## Selected extract
After the festive service, Metropolitan Hilarion delivered an archpastoral homily:
‘No one has seen God at any time’ (Jn. 1:18). We hear these words in the reading from the Gospel on the second day of Easter when we continue celebrating the Resurrection of Christ. By these words St. John the Theologian tells us that God by His nature is invisible and incomprehensible.
‘No one has seen God at any time. The only begotten Son, who is in the bosom of the Father, He has declared Him’. The apostle testifies that the true knowledge of God is possible only in Christ, as no one has ever seen the invisible God, God the Father. He is inscrutable and incomprehensible, and no human power, either that of the intellect or heart, can come to the knowledge of God and see Him as He is. When the Lord revealed Himself to Moses on Mount Sinai, He said to him, ‘No man shall see Me, and live…Here is a place by Me, and you shall stand on the rock. So it shall be, while My glory passes by, that I will put you in the cleft of the rock, and will cover you with My hand while I pass by. Then I will take away My hand, and you shall see My back; but My face shall not be seen’ (Ex. 33:20-23). Moses, having ascended Mount Sinai, heard thunders and lightenings and then the glory of the Lord passed before him. He did not see the face of God but he saw the glory and trembled before it. He felt the might of God and his own powerlessness before this might. He confessed One True God and then told the people and the whole humanity about it.
This is how God revealed Himself to human beings in the Old Testament, but in the New Testament he did reveal to us His face. That was not the face of invisible God but that of the visible man Jesus Christ, God who became man, the One Who dwelt in the two natures, unmixed, unchanged, undivided, and inseparable, and revealed to humanity at the same time the Face of God and the face of man. That was the face of such a human being as every one of us should ideally be, that is, a human being entirely like God. That was the Person of God as human beings should know Him, that is, entirely close to the human being.
This is the mystery of Divine Incarnation that was revealed to humanity in the Person of Jesus Christ. He was perfect God and perfect man. His human nature was not in any way inadequate or defective as compared to our human nature. There was nothing in His human nature that was in any way suppressed or belittled by His divine nature. The Lord Jesus Christ was the same human being as we all are. He got tired, cried and rejoiced; He slept and ate. It was only one thing in which He was not like us: He never committed a single sin, neither consciously or unconsciously, in action or thought, for His will was wholly united with the will of God. His nature was wholly committed to God and wholly united and linked with the nature of God. And even when He humanly seemed to enter into dialogue with the will of God, for instance when He appealed to God, saying, ‘My Father, if it is possible, may this cup be taken from me’, His human will was instantly harmonized with the divine will, and He continued, ‘Yet not as I will, but as you will’ (Mt. 26:39).
Christ had two wills, human and divine, and two actions, human and divine. As holy fathers teach us, those were independent wills and independent actions, but His human will always submitted to the divine will and His human actions always submitted to divine action. In His Person there was no conflict between God and man but there was the ineffable union of divine and human natures, divine and human wills, divine and human actions, without mixture or confusion. It is this ineffable mystery of the union of God and man in one Person that we contemplate and feel especially strongly in Easter days when we glorify the Lord Who raised from the dead. We praise God Who lived a human life, a life difficult and humanly tragic as it seemed to end in a full defeat in the face of human evil. But this defeat was actually the greatest triumph of man over evil, over devil. It was the victory of human righteousness over human sinfulness, since the Lord by His feat of human life overcame human weakness. By His death He has overcome death and opened for the whole human race the gates to the Heavenly Kingdom.

## Recorded information
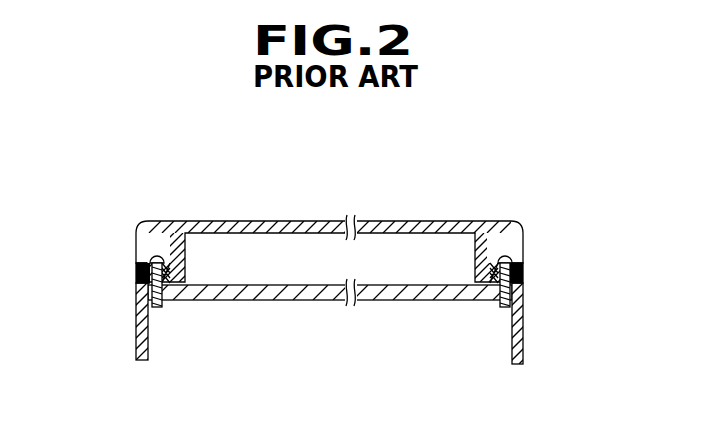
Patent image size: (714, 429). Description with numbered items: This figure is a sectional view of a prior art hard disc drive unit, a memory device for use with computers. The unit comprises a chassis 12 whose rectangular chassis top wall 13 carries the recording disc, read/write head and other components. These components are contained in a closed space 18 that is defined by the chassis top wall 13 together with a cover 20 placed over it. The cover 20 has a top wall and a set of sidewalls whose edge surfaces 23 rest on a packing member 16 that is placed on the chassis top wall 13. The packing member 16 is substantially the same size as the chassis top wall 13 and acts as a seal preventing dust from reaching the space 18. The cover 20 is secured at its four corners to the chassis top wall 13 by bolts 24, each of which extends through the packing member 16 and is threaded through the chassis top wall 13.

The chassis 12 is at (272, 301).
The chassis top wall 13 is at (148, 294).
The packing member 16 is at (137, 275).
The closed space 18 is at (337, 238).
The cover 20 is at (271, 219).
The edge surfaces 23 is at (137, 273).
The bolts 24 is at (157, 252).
---
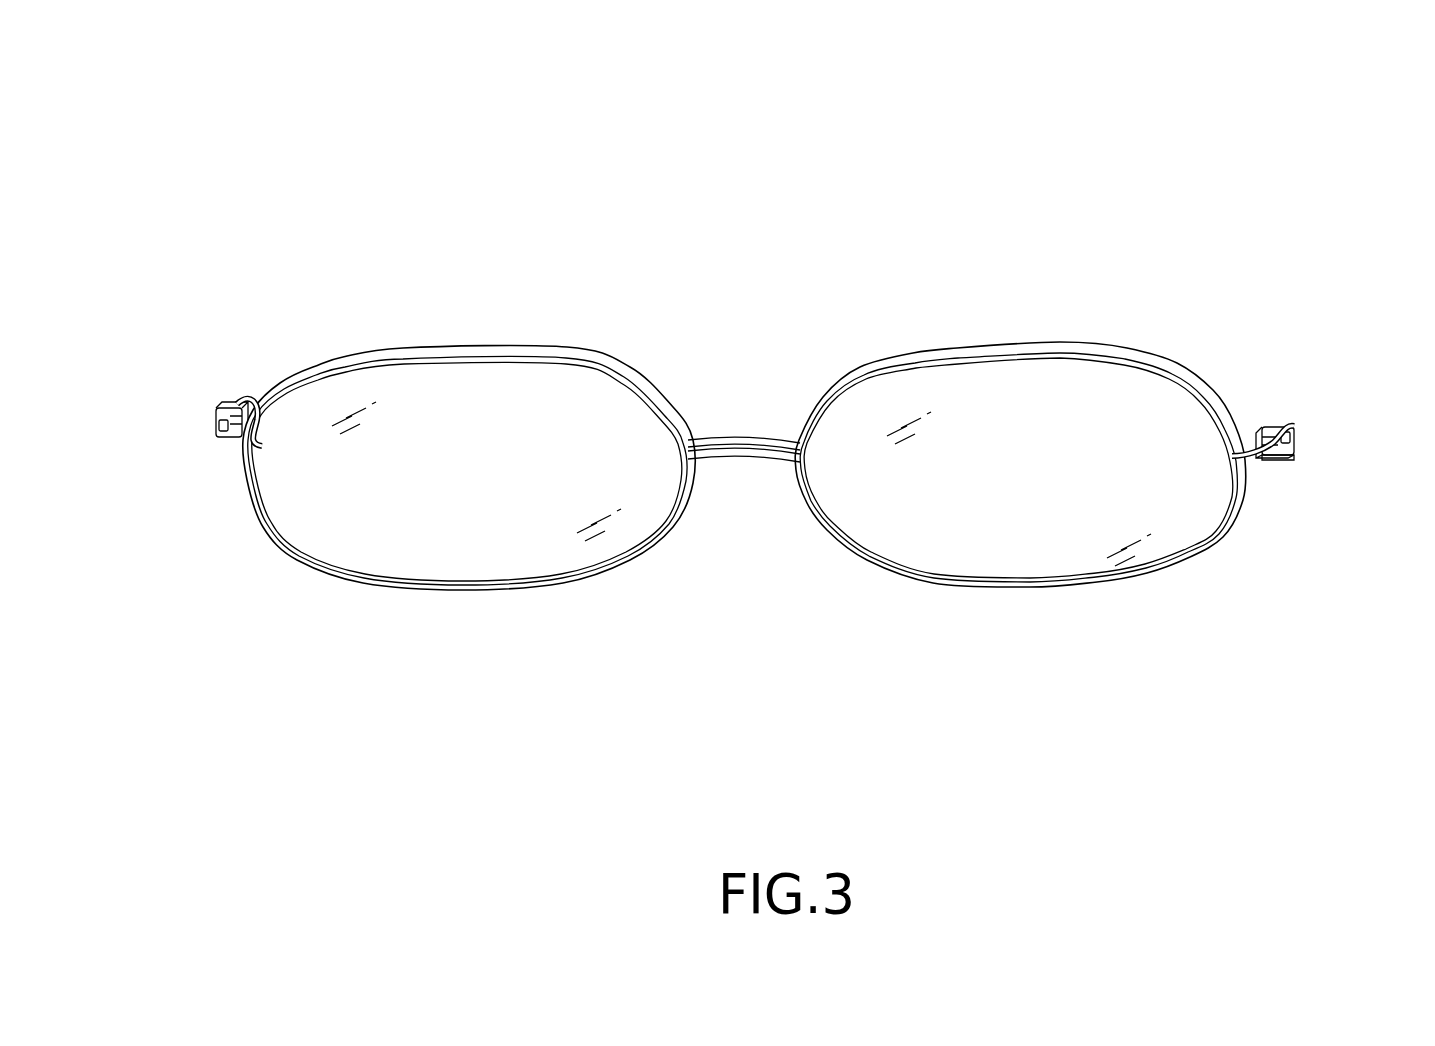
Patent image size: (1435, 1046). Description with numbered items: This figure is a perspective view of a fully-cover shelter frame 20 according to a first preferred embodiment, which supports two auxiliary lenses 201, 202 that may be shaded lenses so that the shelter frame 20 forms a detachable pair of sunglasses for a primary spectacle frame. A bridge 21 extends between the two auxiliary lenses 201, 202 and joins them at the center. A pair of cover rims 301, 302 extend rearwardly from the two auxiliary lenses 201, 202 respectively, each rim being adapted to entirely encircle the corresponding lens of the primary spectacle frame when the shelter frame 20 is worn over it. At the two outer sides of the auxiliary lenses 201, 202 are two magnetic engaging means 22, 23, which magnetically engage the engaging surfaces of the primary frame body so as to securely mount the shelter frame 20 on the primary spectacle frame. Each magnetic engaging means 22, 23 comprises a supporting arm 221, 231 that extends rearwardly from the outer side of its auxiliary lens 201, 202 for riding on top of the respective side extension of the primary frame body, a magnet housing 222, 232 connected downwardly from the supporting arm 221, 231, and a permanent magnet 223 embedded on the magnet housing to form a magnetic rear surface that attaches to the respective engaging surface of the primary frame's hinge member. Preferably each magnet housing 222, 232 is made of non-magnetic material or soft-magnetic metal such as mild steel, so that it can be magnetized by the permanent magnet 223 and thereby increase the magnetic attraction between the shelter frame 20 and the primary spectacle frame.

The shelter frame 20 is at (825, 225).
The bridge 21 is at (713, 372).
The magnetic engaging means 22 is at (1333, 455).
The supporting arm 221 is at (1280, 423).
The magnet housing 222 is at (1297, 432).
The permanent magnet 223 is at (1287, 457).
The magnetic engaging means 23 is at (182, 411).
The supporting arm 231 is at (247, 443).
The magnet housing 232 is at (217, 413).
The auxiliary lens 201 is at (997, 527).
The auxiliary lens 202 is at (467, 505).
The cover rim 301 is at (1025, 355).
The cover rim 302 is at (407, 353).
==
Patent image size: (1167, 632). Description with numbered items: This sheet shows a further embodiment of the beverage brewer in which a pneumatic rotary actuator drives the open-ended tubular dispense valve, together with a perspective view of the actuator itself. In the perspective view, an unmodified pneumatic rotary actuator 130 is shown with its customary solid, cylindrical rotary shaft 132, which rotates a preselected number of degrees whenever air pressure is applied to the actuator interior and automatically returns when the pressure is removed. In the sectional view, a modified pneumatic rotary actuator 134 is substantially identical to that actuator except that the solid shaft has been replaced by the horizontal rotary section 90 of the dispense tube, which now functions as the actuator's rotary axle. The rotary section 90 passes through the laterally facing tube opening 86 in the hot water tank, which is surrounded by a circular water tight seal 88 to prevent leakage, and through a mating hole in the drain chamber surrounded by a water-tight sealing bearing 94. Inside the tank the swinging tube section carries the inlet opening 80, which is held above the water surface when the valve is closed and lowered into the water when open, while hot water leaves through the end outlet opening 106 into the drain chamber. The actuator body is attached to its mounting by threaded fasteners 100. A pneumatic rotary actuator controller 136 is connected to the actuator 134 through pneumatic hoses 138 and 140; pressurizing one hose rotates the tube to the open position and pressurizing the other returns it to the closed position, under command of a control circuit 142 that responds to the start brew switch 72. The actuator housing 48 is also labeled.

## Directive
Write the next part of the Easter homily, picking up right after its final sentence.

## Response
Such are the mysteries of God incarnate. This is what Easter services and readings from the Gospel read in these days tell us: ‘No one has ever seen God’, and no one would have never seen God and come to the knowledge of Him had He not deigned to become man and to reveal Himself to human beings through the human person of Jesus Christ. Let us praise God for it; let us thank Him for becoming so close to us, for not shunning our sinfulness, for overcoming the distance that separates us from Him. Let us thank Him for becoming like us so that we may become like Him, for revealing the face of God to us so that we, looking at Him and loving Him, may seek to become like Him, for showing us that there is nothing impossible for man. If man submits his will to the will of God, if he submits his action to the action of God, if in the Holy Communion he unites with God so that his body may become the body of God and his blood may become the Blood of God so that his entire nature may be transformed and changed into Divine Nature, then there will be no barrier between man and God, then there will be what holy fathers called deification, that is the union of man with God. And these things happened to many saints whose names we remember during divine services. These saints who walked in the steps of the Lord Jesus Christ along the path of righteousness showed by their lives that the mystery of deification is possible, that it is possible for man to unite with God in such a way that while remaining a perfect human being, one can absolutely and completely unite with God in every thought and action.
Let us praise the risen Lord and ask Him to help us submit our will to the will of God, submit our actions and thoughts to Divine Providence. Let us ask the Lord to help us always remember His Resurrection and always bear in ourselves His Divine Image which will help us to become such as we must be.
Christ is Risen!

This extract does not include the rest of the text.